§ Goal: How many lines in the records below contain the word "Областные"? Answer with the number alone.

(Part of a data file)
——————
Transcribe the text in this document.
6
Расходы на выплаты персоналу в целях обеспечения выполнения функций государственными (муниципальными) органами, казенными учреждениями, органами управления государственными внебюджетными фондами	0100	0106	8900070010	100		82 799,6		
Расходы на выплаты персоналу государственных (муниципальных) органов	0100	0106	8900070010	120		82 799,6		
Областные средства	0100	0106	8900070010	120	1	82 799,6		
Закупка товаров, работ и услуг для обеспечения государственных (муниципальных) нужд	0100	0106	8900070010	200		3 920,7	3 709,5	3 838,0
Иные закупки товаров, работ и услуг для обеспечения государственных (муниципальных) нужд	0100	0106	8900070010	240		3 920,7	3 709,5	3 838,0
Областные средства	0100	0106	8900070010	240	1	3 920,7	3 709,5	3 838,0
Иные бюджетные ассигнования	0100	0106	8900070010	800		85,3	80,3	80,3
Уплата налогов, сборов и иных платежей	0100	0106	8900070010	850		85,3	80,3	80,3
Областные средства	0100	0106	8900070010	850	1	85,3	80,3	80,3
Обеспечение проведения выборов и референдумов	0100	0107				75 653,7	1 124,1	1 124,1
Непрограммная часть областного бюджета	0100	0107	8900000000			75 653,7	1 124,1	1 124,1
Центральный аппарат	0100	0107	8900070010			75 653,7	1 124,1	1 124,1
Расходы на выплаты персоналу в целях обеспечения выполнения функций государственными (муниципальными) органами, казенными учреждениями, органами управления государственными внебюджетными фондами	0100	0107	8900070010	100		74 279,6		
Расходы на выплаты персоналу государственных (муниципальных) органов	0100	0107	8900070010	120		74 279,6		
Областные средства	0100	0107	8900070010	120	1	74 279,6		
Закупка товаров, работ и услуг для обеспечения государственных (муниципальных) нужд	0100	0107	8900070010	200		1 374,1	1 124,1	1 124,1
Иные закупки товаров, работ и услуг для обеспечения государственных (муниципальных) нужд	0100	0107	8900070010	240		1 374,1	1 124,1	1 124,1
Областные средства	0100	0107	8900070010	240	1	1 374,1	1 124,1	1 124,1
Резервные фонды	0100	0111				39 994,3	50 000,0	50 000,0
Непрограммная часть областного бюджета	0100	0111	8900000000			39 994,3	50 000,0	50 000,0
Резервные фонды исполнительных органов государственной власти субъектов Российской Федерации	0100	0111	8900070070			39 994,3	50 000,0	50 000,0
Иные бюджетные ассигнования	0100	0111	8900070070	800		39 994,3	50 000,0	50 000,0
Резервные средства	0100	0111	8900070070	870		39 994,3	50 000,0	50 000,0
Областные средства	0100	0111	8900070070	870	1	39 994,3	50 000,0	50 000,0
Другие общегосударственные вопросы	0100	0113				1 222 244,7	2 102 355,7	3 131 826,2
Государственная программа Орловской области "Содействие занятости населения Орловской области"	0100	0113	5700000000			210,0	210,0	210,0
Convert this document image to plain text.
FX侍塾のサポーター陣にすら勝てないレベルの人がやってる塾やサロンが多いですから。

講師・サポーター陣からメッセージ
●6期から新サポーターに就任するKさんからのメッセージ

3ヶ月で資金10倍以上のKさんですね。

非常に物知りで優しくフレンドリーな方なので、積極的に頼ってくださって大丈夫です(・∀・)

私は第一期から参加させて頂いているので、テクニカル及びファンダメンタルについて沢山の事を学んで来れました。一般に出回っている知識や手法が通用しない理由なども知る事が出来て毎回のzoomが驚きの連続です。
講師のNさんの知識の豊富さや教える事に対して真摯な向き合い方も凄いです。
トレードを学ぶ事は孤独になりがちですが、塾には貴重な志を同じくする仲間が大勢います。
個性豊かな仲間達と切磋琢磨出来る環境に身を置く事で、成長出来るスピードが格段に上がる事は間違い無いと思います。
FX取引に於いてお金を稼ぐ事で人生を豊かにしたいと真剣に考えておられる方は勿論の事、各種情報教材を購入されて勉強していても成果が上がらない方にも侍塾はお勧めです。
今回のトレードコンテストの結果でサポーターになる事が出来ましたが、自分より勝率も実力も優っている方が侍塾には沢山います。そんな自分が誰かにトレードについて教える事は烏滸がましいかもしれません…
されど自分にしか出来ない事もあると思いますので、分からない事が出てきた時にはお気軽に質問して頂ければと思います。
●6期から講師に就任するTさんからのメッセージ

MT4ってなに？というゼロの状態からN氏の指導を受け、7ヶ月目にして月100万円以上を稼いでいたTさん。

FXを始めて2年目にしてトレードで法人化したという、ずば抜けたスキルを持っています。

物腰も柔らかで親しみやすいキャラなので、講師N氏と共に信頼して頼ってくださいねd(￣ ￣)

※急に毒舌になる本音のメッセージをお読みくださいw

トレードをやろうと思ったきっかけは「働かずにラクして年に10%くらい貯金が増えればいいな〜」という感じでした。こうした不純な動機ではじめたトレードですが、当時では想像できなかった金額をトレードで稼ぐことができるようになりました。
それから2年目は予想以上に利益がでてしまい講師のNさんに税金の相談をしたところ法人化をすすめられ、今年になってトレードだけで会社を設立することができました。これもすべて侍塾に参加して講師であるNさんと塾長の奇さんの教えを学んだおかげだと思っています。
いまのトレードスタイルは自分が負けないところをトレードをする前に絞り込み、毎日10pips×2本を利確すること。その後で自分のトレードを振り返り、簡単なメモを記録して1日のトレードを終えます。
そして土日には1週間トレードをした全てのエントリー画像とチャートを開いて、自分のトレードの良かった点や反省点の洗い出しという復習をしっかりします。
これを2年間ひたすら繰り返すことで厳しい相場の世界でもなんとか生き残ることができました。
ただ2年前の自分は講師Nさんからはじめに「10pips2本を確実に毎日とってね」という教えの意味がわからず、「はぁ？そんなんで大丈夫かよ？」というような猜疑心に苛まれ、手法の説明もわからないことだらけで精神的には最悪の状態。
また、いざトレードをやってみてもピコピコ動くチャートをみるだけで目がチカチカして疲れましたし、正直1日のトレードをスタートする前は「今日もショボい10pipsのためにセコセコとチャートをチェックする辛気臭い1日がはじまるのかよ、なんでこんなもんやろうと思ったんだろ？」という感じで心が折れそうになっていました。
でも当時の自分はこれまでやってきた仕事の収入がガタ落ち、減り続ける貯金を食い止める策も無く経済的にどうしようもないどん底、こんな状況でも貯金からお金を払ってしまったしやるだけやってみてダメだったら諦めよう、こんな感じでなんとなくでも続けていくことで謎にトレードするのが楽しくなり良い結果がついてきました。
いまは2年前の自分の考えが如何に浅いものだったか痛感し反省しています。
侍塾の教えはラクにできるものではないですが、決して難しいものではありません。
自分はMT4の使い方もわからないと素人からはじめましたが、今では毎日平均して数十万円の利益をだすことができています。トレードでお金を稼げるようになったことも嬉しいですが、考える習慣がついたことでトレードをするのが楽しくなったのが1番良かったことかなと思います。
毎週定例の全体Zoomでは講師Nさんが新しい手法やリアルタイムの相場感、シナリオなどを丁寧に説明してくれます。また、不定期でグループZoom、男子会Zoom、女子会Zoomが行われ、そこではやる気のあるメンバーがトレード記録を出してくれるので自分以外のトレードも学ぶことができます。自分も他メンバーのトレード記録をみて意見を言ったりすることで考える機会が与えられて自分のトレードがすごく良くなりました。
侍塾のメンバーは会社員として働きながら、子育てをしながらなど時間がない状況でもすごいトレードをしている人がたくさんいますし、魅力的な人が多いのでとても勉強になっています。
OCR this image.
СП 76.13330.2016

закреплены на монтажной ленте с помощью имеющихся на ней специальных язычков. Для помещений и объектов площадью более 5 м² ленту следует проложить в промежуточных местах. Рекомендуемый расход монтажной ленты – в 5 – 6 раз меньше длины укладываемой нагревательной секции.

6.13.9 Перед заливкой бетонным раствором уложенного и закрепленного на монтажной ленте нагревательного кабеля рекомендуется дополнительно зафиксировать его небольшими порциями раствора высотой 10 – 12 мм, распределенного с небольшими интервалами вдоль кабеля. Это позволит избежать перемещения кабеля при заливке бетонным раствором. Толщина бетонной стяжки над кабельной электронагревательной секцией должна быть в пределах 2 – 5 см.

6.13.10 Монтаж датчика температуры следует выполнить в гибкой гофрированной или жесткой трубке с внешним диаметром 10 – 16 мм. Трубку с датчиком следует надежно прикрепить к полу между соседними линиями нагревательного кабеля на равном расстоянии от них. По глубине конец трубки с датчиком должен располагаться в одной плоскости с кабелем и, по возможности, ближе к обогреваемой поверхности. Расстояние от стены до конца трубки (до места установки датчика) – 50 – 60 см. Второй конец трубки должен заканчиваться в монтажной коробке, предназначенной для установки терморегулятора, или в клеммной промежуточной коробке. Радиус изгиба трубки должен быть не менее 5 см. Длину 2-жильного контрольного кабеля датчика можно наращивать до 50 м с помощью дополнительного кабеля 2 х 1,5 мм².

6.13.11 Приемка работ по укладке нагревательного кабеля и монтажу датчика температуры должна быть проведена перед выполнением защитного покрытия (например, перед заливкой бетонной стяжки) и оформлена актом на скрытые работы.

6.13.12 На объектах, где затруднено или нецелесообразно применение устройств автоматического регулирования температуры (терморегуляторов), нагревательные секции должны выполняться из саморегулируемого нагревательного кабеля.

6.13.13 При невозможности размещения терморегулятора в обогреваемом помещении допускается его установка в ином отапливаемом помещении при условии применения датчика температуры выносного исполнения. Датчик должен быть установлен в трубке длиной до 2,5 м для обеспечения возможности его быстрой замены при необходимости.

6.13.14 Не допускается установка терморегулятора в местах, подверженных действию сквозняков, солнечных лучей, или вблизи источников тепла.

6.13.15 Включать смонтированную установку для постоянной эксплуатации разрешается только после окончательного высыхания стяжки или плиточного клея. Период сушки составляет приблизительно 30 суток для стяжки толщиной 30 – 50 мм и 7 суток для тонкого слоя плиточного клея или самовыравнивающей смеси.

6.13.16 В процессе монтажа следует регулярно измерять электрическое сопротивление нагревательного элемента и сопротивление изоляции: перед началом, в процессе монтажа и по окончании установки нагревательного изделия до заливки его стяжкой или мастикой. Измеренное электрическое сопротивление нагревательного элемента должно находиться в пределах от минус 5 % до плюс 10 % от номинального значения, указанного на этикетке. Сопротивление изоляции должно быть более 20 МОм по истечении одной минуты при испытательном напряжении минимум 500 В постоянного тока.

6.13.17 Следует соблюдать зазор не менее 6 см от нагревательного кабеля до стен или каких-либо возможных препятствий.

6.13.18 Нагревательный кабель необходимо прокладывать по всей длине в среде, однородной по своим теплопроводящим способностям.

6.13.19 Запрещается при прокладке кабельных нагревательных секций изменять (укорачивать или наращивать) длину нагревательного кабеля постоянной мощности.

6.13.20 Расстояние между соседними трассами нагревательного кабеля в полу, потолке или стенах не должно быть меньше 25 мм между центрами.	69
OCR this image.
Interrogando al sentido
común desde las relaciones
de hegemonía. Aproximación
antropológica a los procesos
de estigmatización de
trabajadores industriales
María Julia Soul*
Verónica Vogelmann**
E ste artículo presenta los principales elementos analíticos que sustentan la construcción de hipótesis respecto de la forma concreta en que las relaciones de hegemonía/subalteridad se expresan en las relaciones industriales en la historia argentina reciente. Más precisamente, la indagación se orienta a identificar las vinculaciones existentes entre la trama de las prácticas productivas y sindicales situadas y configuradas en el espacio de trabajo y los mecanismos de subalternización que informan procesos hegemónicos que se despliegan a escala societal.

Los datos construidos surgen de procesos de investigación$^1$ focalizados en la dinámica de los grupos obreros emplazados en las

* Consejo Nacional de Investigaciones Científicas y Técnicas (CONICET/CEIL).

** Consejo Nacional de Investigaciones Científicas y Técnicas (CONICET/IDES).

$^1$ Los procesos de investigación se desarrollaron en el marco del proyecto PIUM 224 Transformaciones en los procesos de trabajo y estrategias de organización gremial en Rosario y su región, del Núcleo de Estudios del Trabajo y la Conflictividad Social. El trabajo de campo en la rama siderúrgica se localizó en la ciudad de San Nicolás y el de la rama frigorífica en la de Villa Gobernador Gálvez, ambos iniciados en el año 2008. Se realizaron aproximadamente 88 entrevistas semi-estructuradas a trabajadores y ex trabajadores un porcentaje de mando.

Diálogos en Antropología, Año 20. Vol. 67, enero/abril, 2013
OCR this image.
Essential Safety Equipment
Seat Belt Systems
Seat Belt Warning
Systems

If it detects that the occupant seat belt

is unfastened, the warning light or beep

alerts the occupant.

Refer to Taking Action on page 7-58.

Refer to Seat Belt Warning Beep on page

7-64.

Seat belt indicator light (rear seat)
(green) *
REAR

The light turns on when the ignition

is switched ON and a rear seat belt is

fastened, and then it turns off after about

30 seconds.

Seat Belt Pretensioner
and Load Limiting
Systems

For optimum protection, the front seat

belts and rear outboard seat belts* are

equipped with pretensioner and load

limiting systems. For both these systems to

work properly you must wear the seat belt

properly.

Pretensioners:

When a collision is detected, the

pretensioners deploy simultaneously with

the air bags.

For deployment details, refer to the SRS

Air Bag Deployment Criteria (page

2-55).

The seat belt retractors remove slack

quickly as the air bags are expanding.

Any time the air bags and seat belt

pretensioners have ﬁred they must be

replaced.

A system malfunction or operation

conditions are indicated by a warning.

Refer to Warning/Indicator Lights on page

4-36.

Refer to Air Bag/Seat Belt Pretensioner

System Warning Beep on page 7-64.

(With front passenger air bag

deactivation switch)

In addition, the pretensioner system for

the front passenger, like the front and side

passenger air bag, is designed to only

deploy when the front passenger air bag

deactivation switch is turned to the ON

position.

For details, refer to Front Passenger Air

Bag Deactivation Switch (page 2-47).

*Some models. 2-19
——————
§ Full solution: 6